#### TESTO FORNITO
(Finanza.com) Grazie ad un recupero nel finale gli indici Usa riescono a chiudere la seduta con il segno più. A metà seduta i listini hanno dovuto fare i conti con le dichiarazioni di Ben Bernanke che nel corso di un intervento all’Economic Club di New York ha invitato all’azione i politici visto che la Banca centrale non dispone degli strumenti per contrastare il fiscal cliff. Il Dow Jones ha chiuso a 12.788,51 punti (-0,06%), lo S&P si è fermato a 1.387,81 (+0,07%) e il Nasdaq a 2.916,68 (+0,02%). Nuove indicazioni positive dal fronte macro: a ottobre i permessi di costruzione hanno registrato un calo, in linea con le stime, del 2,7% a 866 mila, mentre il dato relativo l´avvio di nuovi cantieri è salito del 3,6% a 894 mila, il livello maggiore degli ultimi 4 anni.

#### CONSEGNE
(a) Secondo il testo sulla chiusura di Wall Street, dove ha tenuto il suo intervento Ben Bernanke?
(b) Prosegui il testo sulla chiusura di Wall Street a partire dalla sua ultima frase.
Le righe riportate più avanti non hanno alcun legame con il testo sulla chiusura di Wall Street.

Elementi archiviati
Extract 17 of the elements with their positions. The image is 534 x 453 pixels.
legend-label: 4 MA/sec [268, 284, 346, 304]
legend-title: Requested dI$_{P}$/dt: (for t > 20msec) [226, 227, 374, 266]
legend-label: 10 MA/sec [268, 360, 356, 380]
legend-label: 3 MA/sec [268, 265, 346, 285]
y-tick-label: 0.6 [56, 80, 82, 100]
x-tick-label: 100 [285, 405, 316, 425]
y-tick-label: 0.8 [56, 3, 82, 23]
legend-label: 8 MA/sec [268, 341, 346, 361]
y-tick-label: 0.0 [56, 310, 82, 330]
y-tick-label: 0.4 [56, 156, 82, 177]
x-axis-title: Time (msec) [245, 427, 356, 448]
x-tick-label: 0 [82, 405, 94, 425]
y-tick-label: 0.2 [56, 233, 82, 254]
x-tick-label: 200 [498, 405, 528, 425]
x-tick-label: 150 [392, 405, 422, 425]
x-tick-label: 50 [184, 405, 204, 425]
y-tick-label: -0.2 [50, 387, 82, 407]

#### SOLUZIONI
(a) All'Economic Club di New York.

(b)
Gli aggiornamenti macro hanno spinto al rialzo titoli come Pulte (+5,35%), DRHorton (+2,21%), KB Home (+3,41%) e Lennar (+3,5%). Profondo rosso invece per Hewlett Packard (-11,95%) in scia dei risultati degli ultimi tre mesi. Tra le società che hanno presentato i conti vendite anche su Heinz (-2,2%) e Campbell (-2%). +0,27% per JPMorgan nel giorno della nomina di Marianne Lake a nuovo Cfo e +1,2% per Research In Motion in scia della promozione a “hold” annunciata da Jefferies che ha raddoppiato il prezzo obiettivo portandolo a 10 dollari.